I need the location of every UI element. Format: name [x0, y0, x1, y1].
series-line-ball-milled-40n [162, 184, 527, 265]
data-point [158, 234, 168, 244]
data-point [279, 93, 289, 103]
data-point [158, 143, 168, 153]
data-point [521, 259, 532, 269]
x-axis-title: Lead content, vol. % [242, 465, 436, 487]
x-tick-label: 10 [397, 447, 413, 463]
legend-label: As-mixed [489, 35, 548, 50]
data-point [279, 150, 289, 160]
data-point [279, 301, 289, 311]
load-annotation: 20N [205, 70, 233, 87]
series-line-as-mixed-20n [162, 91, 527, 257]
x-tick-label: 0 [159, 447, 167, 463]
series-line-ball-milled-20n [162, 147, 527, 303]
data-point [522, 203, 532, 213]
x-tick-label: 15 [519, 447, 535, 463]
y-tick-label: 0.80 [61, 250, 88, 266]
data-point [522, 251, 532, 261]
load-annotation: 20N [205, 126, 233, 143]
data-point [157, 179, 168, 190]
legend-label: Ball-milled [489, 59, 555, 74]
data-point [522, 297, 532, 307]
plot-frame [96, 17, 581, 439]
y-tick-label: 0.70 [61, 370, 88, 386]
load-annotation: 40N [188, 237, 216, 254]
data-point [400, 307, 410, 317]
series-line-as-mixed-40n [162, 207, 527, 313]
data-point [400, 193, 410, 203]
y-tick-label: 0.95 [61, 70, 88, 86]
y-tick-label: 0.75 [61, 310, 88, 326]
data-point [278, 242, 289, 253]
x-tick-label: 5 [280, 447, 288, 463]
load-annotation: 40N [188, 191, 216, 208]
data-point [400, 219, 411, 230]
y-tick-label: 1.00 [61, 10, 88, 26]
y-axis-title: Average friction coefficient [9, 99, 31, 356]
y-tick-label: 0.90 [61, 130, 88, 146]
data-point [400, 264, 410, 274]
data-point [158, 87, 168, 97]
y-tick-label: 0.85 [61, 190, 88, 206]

------------------------------------------------------------

__Exercise goal__
Edit the records so that "Average friction coefficient" becomes "Mean friction coefficient" and leave every other line and value unchanged.

__Task result__
I need the location of every UI element. Format: name [x0, y0, x1, y1].
series-line-ball-milled-40n [162, 184, 527, 265]
data-point [158, 234, 168, 244]
data-point [279, 93, 289, 103]
data-point [158, 143, 168, 153]
data-point [521, 259, 532, 269]
x-axis-title: Lead content, vol. % [242, 465, 436, 487]
x-tick-label: 10 [397, 447, 413, 463]
legend-label: As-mixed [489, 35, 548, 50]
data-point [279, 150, 289, 160]
data-point [279, 301, 289, 311]
load-annotation: 20N [205, 70, 233, 87]
series-line-as-mixed-20n [162, 91, 527, 257]
x-tick-label: 0 [159, 447, 167, 463]
series-line-ball-milled-20n [162, 147, 527, 303]
data-point [522, 203, 532, 213]
x-tick-label: 15 [519, 447, 535, 463]
y-tick-label: 0.80 [61, 250, 88, 266]
data-point [522, 251, 532, 261]
load-annotation: 20N [205, 126, 233, 143]
data-point [157, 179, 168, 190]
legend-label: Ball-milled [489, 59, 555, 74]
data-point [522, 297, 532, 307]
plot-frame [96, 17, 581, 439]
y-tick-label: 0.70 [61, 370, 88, 386]
load-annotation: 40N [188, 237, 216, 254]
data-point [400, 307, 410, 317]
series-line-as-mixed-40n [162, 207, 527, 313]
data-point [400, 193, 410, 203]
y-tick-label: 0.95 [61, 70, 88, 86]
y-tick-label: 0.75 [61, 310, 88, 326]
data-point [278, 242, 289, 253]
x-tick-label: 5 [280, 447, 288, 463]
load-annotation: 40N [188, 191, 216, 208]
data-point [400, 219, 411, 230]
y-tick-label: 1.00 [61, 10, 88, 26]
y-axis-title: Mean friction coefficient [9, 99, 31, 356]
y-tick-label: 0.90 [61, 130, 88, 146]
data-point [400, 264, 410, 274]
data-point [158, 87, 168, 97]
y-tick-label: 0.85 [61, 190, 88, 206]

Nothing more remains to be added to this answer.